EXERCISE DESCRIPTION = Each line that holds the word "ealth" counts once; report how many lines do so and nothing else.

DATA FOR THIS TASK =
# # # #

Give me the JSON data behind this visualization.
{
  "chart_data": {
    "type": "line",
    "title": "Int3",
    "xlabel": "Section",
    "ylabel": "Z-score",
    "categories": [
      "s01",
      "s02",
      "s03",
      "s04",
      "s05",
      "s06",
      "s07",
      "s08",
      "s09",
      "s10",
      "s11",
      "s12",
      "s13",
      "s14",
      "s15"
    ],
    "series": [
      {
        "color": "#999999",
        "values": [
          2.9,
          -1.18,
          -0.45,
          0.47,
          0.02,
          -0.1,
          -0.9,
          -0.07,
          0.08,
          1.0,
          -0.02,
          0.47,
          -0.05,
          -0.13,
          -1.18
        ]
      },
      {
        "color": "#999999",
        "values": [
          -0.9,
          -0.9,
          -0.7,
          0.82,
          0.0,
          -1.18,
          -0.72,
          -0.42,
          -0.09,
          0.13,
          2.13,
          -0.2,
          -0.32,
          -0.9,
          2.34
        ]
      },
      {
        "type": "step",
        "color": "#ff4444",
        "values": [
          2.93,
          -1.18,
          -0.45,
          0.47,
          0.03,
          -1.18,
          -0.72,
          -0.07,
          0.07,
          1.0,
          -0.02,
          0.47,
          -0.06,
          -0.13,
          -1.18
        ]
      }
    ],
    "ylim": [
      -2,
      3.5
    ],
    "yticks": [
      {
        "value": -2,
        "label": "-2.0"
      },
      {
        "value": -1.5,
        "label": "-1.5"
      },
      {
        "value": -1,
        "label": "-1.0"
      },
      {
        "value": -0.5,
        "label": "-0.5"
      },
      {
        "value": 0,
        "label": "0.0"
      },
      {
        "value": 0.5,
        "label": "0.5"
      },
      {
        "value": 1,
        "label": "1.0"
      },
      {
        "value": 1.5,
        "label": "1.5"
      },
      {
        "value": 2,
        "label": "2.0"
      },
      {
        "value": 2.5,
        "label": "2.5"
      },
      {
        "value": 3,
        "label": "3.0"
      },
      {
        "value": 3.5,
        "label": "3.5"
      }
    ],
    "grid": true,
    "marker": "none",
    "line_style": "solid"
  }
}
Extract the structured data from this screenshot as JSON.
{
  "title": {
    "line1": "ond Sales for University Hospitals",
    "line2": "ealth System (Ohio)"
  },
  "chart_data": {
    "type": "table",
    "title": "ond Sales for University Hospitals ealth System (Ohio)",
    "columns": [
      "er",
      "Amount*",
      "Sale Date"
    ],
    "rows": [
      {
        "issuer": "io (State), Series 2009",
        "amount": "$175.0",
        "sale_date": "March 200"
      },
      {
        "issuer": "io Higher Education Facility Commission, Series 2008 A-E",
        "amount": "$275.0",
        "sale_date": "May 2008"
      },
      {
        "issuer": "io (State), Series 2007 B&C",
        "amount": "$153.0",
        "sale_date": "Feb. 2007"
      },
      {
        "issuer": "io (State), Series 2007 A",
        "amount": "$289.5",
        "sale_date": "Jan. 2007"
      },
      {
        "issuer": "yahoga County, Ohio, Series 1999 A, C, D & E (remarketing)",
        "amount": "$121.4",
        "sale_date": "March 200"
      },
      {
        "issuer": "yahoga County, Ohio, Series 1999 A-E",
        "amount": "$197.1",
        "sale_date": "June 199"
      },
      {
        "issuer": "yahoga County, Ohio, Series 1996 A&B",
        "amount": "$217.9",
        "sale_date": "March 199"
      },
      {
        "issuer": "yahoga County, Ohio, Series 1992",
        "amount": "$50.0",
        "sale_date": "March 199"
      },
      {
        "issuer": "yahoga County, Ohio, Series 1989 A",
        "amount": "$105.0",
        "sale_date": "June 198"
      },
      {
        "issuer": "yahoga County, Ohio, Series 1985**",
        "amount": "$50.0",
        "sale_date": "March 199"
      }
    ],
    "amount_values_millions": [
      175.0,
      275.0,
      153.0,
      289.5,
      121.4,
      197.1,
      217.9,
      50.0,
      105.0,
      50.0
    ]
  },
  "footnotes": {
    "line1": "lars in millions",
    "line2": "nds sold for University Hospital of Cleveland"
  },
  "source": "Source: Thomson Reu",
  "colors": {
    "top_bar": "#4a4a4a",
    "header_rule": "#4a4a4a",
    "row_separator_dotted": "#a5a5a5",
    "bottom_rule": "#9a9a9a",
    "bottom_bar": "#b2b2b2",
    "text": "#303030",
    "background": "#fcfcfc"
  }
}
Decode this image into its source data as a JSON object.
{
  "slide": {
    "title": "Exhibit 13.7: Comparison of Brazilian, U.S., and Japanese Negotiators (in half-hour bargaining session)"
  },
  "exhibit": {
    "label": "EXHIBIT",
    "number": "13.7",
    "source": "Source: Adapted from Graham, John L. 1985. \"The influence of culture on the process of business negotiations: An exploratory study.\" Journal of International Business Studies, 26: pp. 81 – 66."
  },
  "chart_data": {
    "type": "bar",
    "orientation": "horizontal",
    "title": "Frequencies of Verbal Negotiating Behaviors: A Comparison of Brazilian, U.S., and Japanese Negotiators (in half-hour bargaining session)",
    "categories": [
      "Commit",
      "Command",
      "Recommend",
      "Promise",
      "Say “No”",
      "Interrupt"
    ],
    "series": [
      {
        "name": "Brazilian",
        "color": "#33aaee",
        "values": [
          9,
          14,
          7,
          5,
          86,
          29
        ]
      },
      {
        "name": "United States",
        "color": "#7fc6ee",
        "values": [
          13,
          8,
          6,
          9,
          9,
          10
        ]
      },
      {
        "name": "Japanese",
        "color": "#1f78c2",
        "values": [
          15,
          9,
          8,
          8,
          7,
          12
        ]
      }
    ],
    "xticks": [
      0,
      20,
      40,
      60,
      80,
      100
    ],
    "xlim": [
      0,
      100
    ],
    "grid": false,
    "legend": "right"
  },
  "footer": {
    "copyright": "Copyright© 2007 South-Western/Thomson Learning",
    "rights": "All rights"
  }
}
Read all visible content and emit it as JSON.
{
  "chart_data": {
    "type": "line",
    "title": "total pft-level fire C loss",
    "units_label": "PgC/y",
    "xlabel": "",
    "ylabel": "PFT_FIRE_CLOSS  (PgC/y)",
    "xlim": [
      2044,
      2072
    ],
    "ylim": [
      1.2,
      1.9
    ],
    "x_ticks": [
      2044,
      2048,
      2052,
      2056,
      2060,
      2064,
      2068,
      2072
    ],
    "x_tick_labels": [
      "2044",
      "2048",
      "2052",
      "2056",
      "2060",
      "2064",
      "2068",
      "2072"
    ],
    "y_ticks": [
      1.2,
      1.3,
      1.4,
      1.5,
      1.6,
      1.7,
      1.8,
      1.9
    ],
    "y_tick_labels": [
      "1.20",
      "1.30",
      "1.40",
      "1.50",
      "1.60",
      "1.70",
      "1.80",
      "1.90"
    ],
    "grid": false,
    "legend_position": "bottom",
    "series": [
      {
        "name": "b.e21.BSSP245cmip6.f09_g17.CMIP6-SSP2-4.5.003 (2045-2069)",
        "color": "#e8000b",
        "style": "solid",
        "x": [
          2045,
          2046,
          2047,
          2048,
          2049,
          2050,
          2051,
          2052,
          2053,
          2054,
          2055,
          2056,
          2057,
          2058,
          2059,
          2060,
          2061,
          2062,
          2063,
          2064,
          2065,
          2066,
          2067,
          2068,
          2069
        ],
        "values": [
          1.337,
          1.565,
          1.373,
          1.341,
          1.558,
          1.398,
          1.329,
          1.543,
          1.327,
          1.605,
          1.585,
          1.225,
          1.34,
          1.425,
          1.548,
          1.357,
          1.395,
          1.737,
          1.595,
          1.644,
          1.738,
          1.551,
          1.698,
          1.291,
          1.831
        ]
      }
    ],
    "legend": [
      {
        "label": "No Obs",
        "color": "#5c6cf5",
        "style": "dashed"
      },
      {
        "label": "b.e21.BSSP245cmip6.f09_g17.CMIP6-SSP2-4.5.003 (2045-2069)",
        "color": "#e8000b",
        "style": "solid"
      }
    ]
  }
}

# # # #

RESPONSE BELOW = 2